TASK BRIEF: Return the records, each one exactly as written.

Stored items:
================================

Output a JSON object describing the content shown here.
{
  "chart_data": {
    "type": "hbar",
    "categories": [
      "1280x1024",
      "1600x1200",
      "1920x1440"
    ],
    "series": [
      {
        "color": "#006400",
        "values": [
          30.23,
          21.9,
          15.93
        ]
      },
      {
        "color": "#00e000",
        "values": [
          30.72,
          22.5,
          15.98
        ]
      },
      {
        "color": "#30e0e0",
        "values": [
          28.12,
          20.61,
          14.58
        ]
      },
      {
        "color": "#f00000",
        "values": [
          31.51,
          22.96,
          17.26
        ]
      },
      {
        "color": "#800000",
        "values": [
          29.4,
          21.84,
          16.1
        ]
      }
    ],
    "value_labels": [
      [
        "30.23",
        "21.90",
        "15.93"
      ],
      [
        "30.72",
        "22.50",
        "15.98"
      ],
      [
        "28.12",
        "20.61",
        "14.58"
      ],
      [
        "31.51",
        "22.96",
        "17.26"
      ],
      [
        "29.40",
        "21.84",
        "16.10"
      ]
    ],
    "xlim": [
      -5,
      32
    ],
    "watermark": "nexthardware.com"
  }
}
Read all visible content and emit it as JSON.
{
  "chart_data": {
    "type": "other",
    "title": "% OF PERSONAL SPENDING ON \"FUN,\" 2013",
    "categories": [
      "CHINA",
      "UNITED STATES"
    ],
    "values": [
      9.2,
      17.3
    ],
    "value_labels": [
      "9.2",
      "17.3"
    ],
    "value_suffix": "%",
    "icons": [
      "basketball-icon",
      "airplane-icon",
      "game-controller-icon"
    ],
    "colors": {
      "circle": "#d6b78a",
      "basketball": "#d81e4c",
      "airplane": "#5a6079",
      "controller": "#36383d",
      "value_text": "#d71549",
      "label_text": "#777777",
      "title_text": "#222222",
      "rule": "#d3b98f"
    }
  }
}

================================

PROBLEM SOLUTION:
Output a JSON object describing the content shown here.
{
  "chart_data": {
    "type": "hbar",
    "categories": [
      "1280x1024",
      "1600x1200",
      "1920x1440"
    ],
    "series": [
      {
        "color": "#006400",
        "values": [
          30.23,
          21.9,
          15.93
        ]
      },
      {
        "color": "#00e000",
        "values": [
          30.72,
          22.5,
          15.98
        ]
      },
      {
        "color": "#30e0e0",
        "values": [
          28.12,
          20.61,
          14.58
        ]
      },
      {
        "color": "#f00000",
        "values": [
          31.51,
          22.96,
          17.26
        ]
      },
      {
        "color": "#800000",
        "values": [
          29.4,
          21.84,
          16.1
        ]
      }
    ],
    "value_labels": [
      [
        "30.23",
        "21.90",
        "15.93"
      ],
      [
        "30.72",
        "22.50",
        "15.98"
      ],
      [
        "28.12",
        "20.61",
        "14.58"
      ],
      [
        "31.51",
        "22.96",
        "17.26"
      ],
      [
        "29.40",
        "21.84",
        "16.10"
      ]
    ],
    "xlim": [
      -5,
      32
    ],
    "watermark": "nexthardware.com"
  }
}
Read all visible content and emit it as JSON.
{
  "chart_data": {
    "type": "other",
    "title": "% OF PERSONAL SPENDING ON \"FUN,\" 2013",
    "categories": [
      "CHINA",
      "UNITED STATES"
    ],
    "values": [
      9.2,
      17.3
    ],
    "value_labels": [
      "9.2",
      "17.3"
    ],
    "value_suffix": "%",
    "icons": [
      "basketball-icon",
      "airplane-icon",
      "game-controller-icon"
    ],
    "colors": {
      "circle": "#d6b78a",
      "basketball": "#d81e4c",
      "airplane": "#5a6079",
      "controller": "#36383d",
      "value_text": "#d71549",
      "label_text": "#777777",
      "title_text": "#222222",
      "rule": "#d3b98f"
    }
  }
}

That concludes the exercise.